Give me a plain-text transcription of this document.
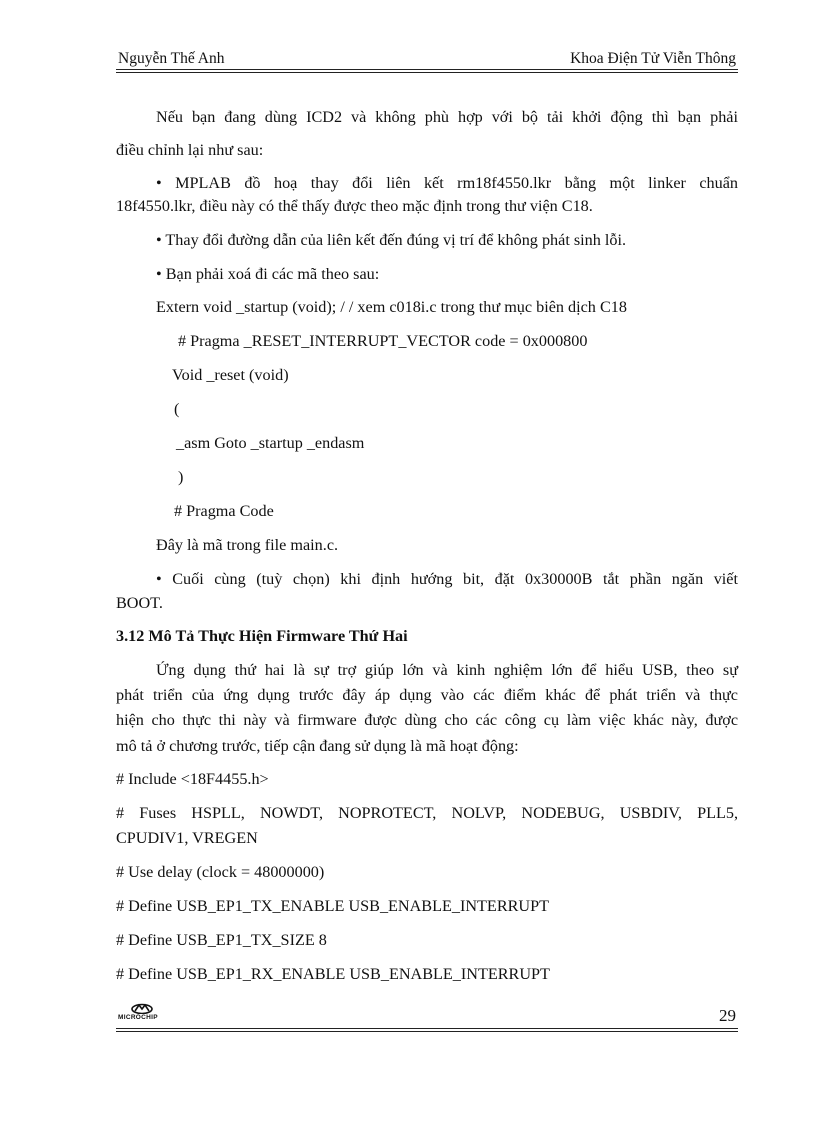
Nguyễn Thế Anh	Khoa Điện Tử Viễn Thông
Nếu bạn đang dùng ICD2 và không phù hợp với bộ tải khởi động thì bạn phải
điều chỉnh lại như sau:
• MPLAB đồ hoạ thay đổi liên kết rm18f4550.lkr bằng một linker chuẩn
18f4550.lkr, điều này có thể thấy được theo mặc định trong thư viện C18.
• Thay đổi đường dẫn của liên kết đến đúng vị trí để không phát sinh lỗi.
• Bạn phải xoá đi các mã theo sau:
Extern void _startup (void); / / xem c018i.c trong thư mục biên dịch C18
# Pragma _RESET_INTERRUPT_VECTOR code = 0x000800
Void _reset (void)
(
_asm Goto _startup _endasm
)
# Pragma Code
Đây là mã trong file main.c.
• Cuối cùng (tuỳ chọn) khi định hướng bit, đặt 0x30000B tắt phần ngăn viết
BOOT.
3.12 Mô Tả Thực Hiện Firmware Thứ Hai
Ứng dụng thứ hai là sự trợ giúp lớn và kinh nghiệm lớn để hiểu USB, theo sự
phát triển của ứng dụng trước đây áp dụng vào các điểm khác để phát triển và thực
hiện cho thực thi này và firmware được dùng cho các công cụ làm việc khác này, được
mô tả ở chương trước, tiếp cận đang sử dụng là mã hoạt động:
# Include <18F4455.h>
# Fuses HSPLL, NOWDT, NOPROTECT, NOLVP, NODEBUG, USBDIV, PLL5,
CPUDIV1, VREGEN
# Use delay (clock = 48000000)
# Define USB_EP1_TX_ENABLE USB_ENABLE_INTERRUPT
# Define USB_EP1_TX_SIZE 8
# Define USB_EP1_RX_ENABLE USB_ENABLE_INTERRUPT
MICROCHIP	29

◆ ◆ ◆ ◆ ◆

_GIVEN EXERCISE_
Gather from the records above every line containing the string "điều".

_THE SOLUTION_
điều chỉnh lại như sau:
18f4550.lkr, điều này có thể thấy được theo mặc định trong thư viện C18.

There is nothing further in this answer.